• What is needed:
How many lines in the records below contain the word "this"? Answer with the number alone.
_ _ _ _
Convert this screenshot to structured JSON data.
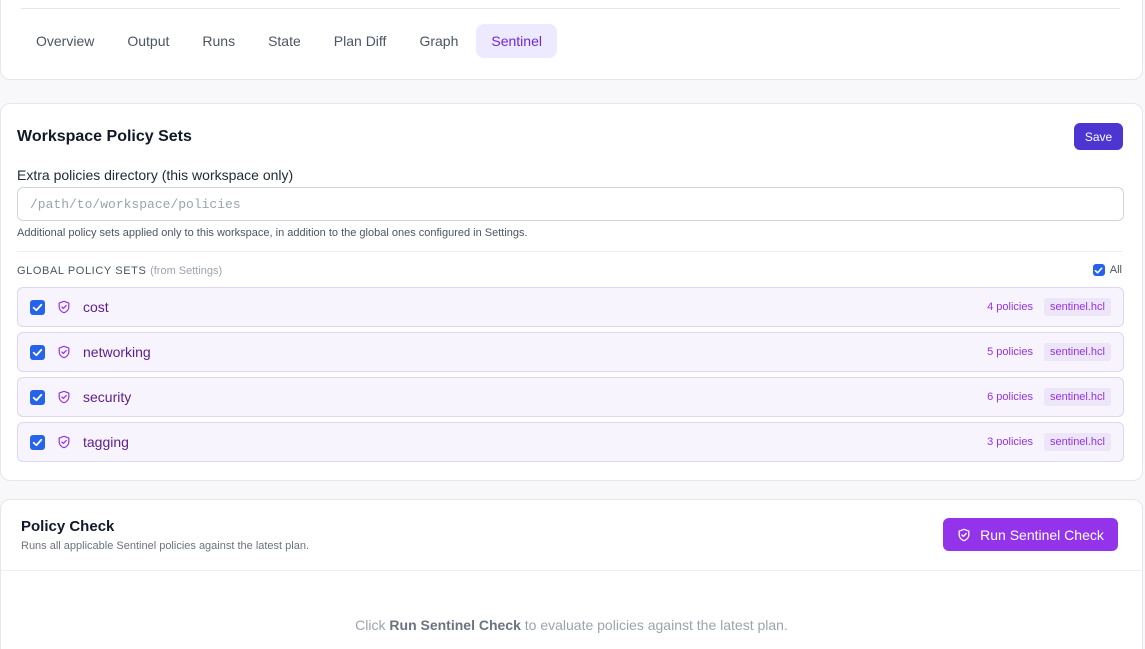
{
  "tabs": [
    {
      "label": "Overview",
      "active": false
    },
    {
      "label": "Output",
      "active": false
    },
    {
      "label": "Runs",
      "active": false
    },
    {
      "label": "State",
      "active": false
    },
    {
      "label": "Plan Diff",
      "active": false
    },
    {
      "label": "Graph",
      "active": false
    },
    {
      "label": "Sentinel",
      "active": true
    }
  ],
  "workspace_policy_sets": {
    "title": "Workspace Policy Sets",
    "save_label": "Save",
    "dir_label": "Extra policies directory (this workspace only)",
    "dir_value": "",
    "dir_placeholder": "/path/to/workspace/policies",
    "dir_help": "Additional policy sets applied only to this workspace, in addition to the global ones configured in Settings.",
    "global_heading": "GLOBAL POLICY SETS",
    "global_from": "(from Settings)",
    "all_label": "All",
    "all_checked": true,
    "sets": [
      {
        "name": "cost",
        "count": "4 policies",
        "file": "sentinel.hcl",
        "checked": true
      },
      {
        "name": "networking",
        "count": "5 policies",
        "file": "sentinel.hcl",
        "checked": true
      },
      {
        "name": "security",
        "count": "6 policies",
        "file": "sentinel.hcl",
        "checked": true
      },
      {
        "name": "tagging",
        "count": "3 policies",
        "file": "sentinel.hcl",
        "checked": true
      }
    ]
  },
  "policy_check": {
    "title": "Policy Check",
    "subtitle": "Runs all applicable Sentinel policies against the latest plan.",
    "run_label": "Run Sentinel Check",
    "empty_prefix": "Click ",
    "empty_emphasis": "Run Sentinel Check",
    "empty_suffix": " to evaluate policies against the latest plan."
  },
  "colors": {
    "accent": "#9333ea",
    "save": "#4c35d0",
    "checkbox": "#2563eb",
    "active_tab_bg": "#ede9fe"
  },
  "icons": {
    "policy_set": "shield-check-icon",
    "run_button": "shield-check-icon",
    "checkbox": "check-icon"
  }
}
_ _ _ _
• The reply:
3